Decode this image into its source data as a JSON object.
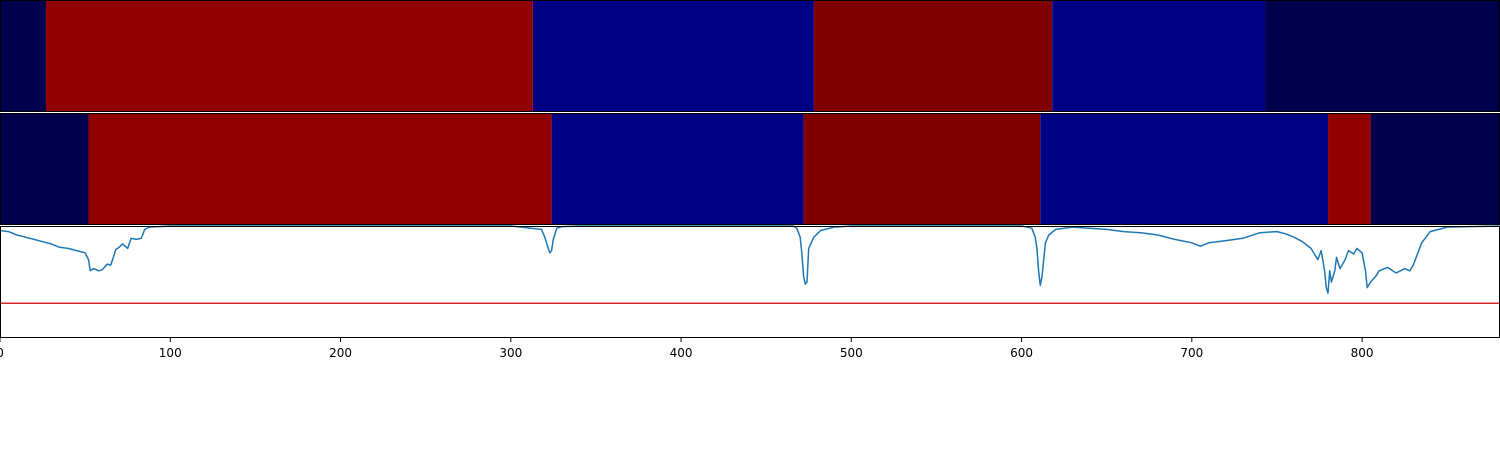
{
  "chart_data": [
    {
      "type": "heatmap",
      "x_range": [
        0,
        881
      ],
      "segments": [
        {
          "start": 0,
          "end": 27,
          "color": "#00004c"
        },
        {
          "start": 27,
          "end": 313,
          "color": "#920000"
        },
        {
          "start": 313,
          "end": 478,
          "color": "#000084"
        },
        {
          "start": 478,
          "end": 618,
          "color": "#800000"
        },
        {
          "start": 618,
          "end": 743,
          "color": "#000084"
        },
        {
          "start": 743,
          "end": 881,
          "color": "#00004c"
        }
      ]
    },
    {
      "type": "heatmap",
      "x_range": [
        0,
        881
      ],
      "segments": [
        {
          "start": 0,
          "end": 52,
          "color": "#00004c"
        },
        {
          "start": 52,
          "end": 324,
          "color": "#920000"
        },
        {
          "start": 324,
          "end": 472,
          "color": "#000084"
        },
        {
          "start": 472,
          "end": 611,
          "color": "#800000"
        },
        {
          "start": 611,
          "end": 780,
          "color": "#000084"
        },
        {
          "start": 780,
          "end": 805,
          "color": "#920000"
        },
        {
          "start": 805,
          "end": 881,
          "color": "#00004c"
        }
      ]
    },
    {
      "type": "line",
      "xlim": [
        0,
        881
      ],
      "ylim": [
        0,
        1
      ],
      "xticks": [
        0,
        100,
        200,
        300,
        400,
        500,
        600,
        700,
        800
      ],
      "xtick_labels": [
        "0",
        "100",
        "200",
        "300",
        "400",
        "500",
        "600",
        "700",
        "800"
      ],
      "series": [
        {
          "color": "#1f77b4",
          "x": [
            0,
            5,
            10,
            15,
            20,
            25,
            30,
            35,
            40,
            45,
            50,
            52,
            53,
            55,
            58,
            60,
            63,
            65,
            67,
            68,
            70,
            72,
            75,
            77,
            80,
            83,
            85,
            88,
            100,
            150,
            200,
            250,
            300,
            318,
            320,
            322,
            323,
            324,
            325,
            327,
            330,
            340,
            400,
            460,
            465,
            466,
            467,
            468,
            470,
            471,
            472,
            473,
            474,
            475,
            478,
            482,
            490,
            500,
            560,
            600,
            606,
            608,
            609,
            610,
            611,
            612,
            614,
            616,
            620,
            630,
            650,
            660,
            670,
            680,
            690,
            700,
            705,
            710,
            720,
            730,
            740,
            750,
            755,
            760,
            765,
            770,
            774,
            776,
            778,
            779,
            780,
            781,
            782,
            784,
            785,
            787,
            790,
            792,
            795,
            797,
            800,
            802,
            803,
            805,
            808,
            810,
            815,
            820,
            825,
            828,
            830,
            835,
            840,
            850,
            881
          ],
          "y": [
            0.96,
            0.95,
            0.92,
            0.9,
            0.88,
            0.86,
            0.84,
            0.81,
            0.8,
            0.78,
            0.76,
            0.7,
            0.6,
            0.62,
            0.6,
            0.61,
            0.66,
            0.65,
            0.74,
            0.79,
            0.81,
            0.84,
            0.8,
            0.89,
            0.88,
            0.89,
            0.97,
            0.99,
            1.0,
            1.0,
            1.0,
            1.0,
            1.0,
            0.97,
            0.9,
            0.8,
            0.76,
            0.78,
            0.88,
            0.98,
            0.995,
            1.0,
            1.0,
            1.0,
            1.0,
            1.0,
            0.99,
            0.98,
            0.9,
            0.75,
            0.55,
            0.48,
            0.5,
            0.8,
            0.9,
            0.96,
            0.99,
            1.0,
            1.0,
            1.0,
            0.98,
            0.9,
            0.8,
            0.6,
            0.47,
            0.55,
            0.85,
            0.92,
            0.97,
            0.99,
            0.97,
            0.95,
            0.94,
            0.92,
            0.88,
            0.85,
            0.82,
            0.85,
            0.87,
            0.89,
            0.94,
            0.95,
            0.93,
            0.9,
            0.86,
            0.8,
            0.7,
            0.78,
            0.6,
            0.45,
            0.4,
            0.6,
            0.5,
            0.6,
            0.72,
            0.62,
            0.7,
            0.78,
            0.75,
            0.8,
            0.76,
            0.6,
            0.45,
            0.5,
            0.55,
            0.6,
            0.63,
            0.58,
            0.62,
            0.6,
            0.65,
            0.85,
            0.95,
            0.99,
            1.0
          ]
        },
        {
          "color": "#d62728",
          "x": [
            0,
            881
          ],
          "y": [
            0.31,
            0.31
          ]
        }
      ]
    }
  ]
}
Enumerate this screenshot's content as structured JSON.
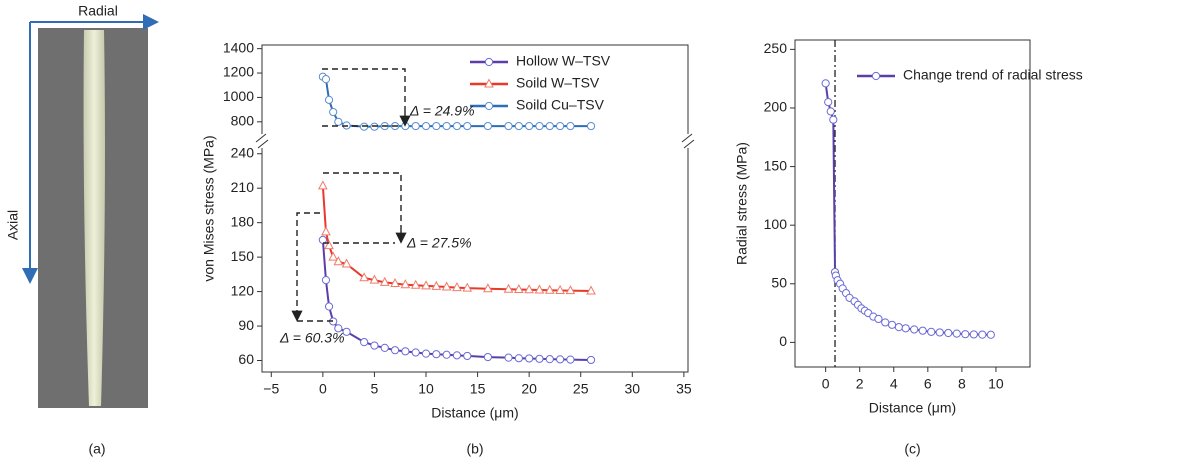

◇ ◇ ◇ ◇ ◇

**Required task**: Return each line in the records that holds the string "JSON".

**Exercise answer**:
Decode this image into its source data as a JSON object.
Enumerate this screenshot's content as structured JSON.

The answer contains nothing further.